*Exercise requirements:*
Which lines contain the string "upplýsingar"? Please list every one of them.

*Information given:*
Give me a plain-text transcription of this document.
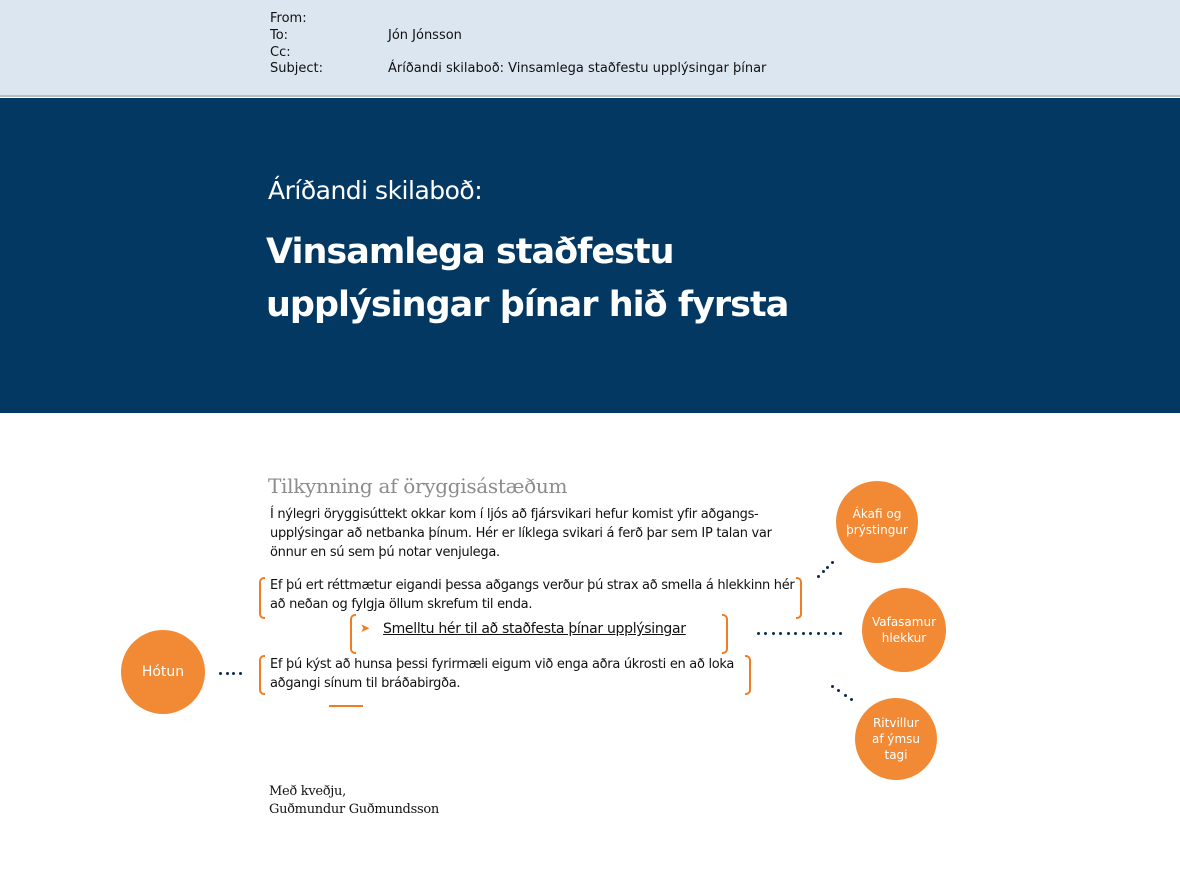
From:
To:	Jón Jónsson
Cc:
Subject:	Áríðandi skilaboð: Vinsamlega staðfestu upplýsingar þínar
Áríðandi skilaboð:
Vinsamlega staðfestu
upplýsingar þínar hið fyrsta
Tilkynning af öryggisástæðum
Í nýlegri öryggisúttekt okkar kom í ljós að fjársvikari hefur komist yfir aðgangs-upplýsingar að netbanka þínum. Hér er líklega svikari á ferð þar sem IP talan var önnur en sú sem þú notar venjulega.
Ef þú ert réttmætur eigandi þessa aðgangs verður þú strax að smella á hlekkinn hér að neðan og fylgja öllum skrefum til enda.
➤ Smelltu hér til að staðfesta þínar upplýsingar
Ef þú kýst að hunsa þessi fyrirmæli eigum við enga aðra úkrosti en að loka aðgangi sínum til bráðabirgða.
Hótun
Ákafi og
þrýstingur
Vafasamur
hlekkur
Ritvillur
af ýmsu
tagi
Með kveðju,
Guðmundur Guðmundsson
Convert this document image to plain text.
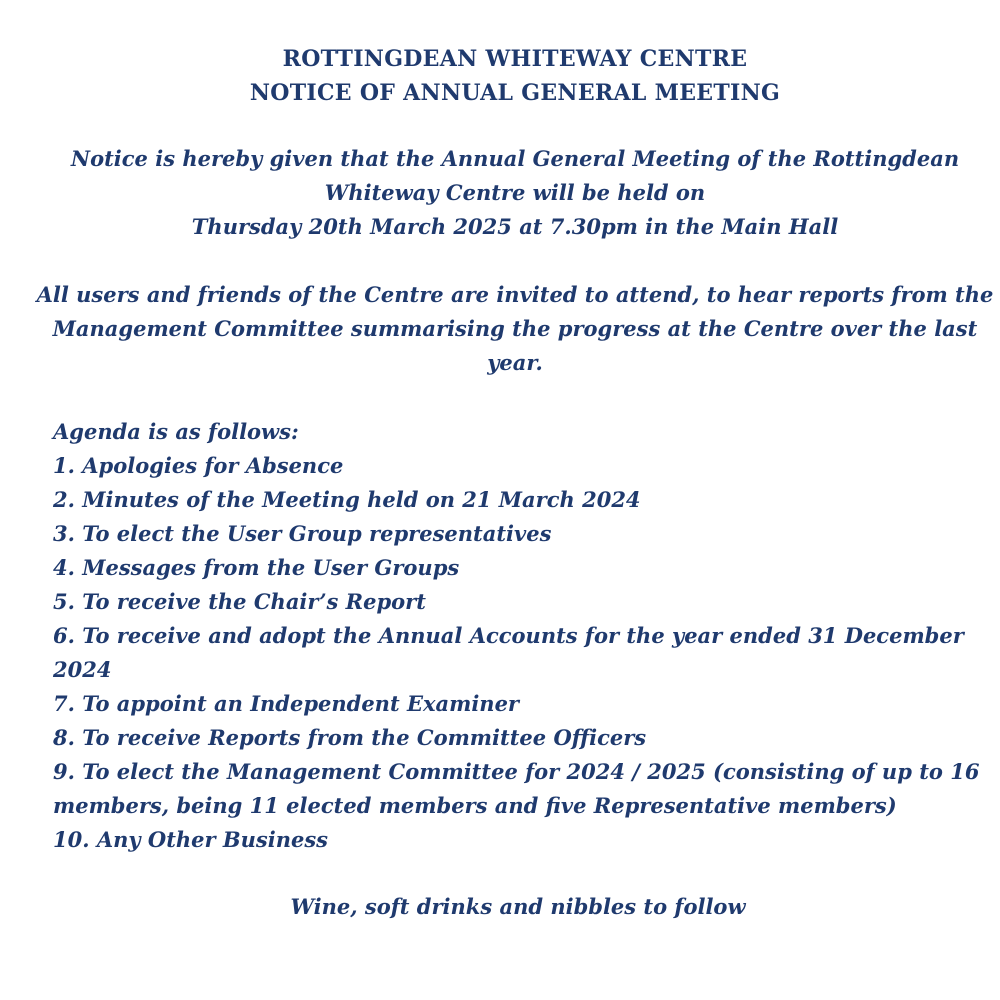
ROTTINGDEAN WHITEWAY CENTRE
NOTICE OF ANNUAL GENERAL MEETING
Notice is hereby given that the Annual General Meeting of the Rottingdean
Whiteway Centre will be held on
Thursday 20th March 2025 at 7.30pm in the Main Hall
All users and friends of the Centre are invited to attend, to hear reports from the
Management Committee summarising the progress at the Centre over the last
year.
Agenda is as follows:
1. Apologies for Absence
2. Minutes of the Meeting held on 21 March 2024
3. To elect the User Group representatives
4. Messages from the User Groups
5. To receive the Chair’s Report
6. To receive and adopt the Annual Accounts for the year ended 31 December
2024
7. To appoint an Independent Examiner
8. To receive Reports from the Committee Officers
9. To elect the Management Committee for 2024 / 2025 (consisting of up to 16
members, being 11 elected members and five Representative members)
10. Any Other Business
Wine, soft drinks and nibbles to follow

*Exercise solution:*
Subject:	Áríðandi skilaboð: Vinsamlega staðfestu upplýsingar þínar
upplýsingar þínar hið fyrsta
Í nýlegri öryggisúttekt okkar kom í ljós að fjársvikari hefur komist yfir aðgangs-upplýsingar að netbanka þínum. Hér er líklega svikari á ferð þar sem IP talan var önnur en sú sem þú notar venjulega.
➤ Smelltu hér til að staðfesta þínar upplýsingar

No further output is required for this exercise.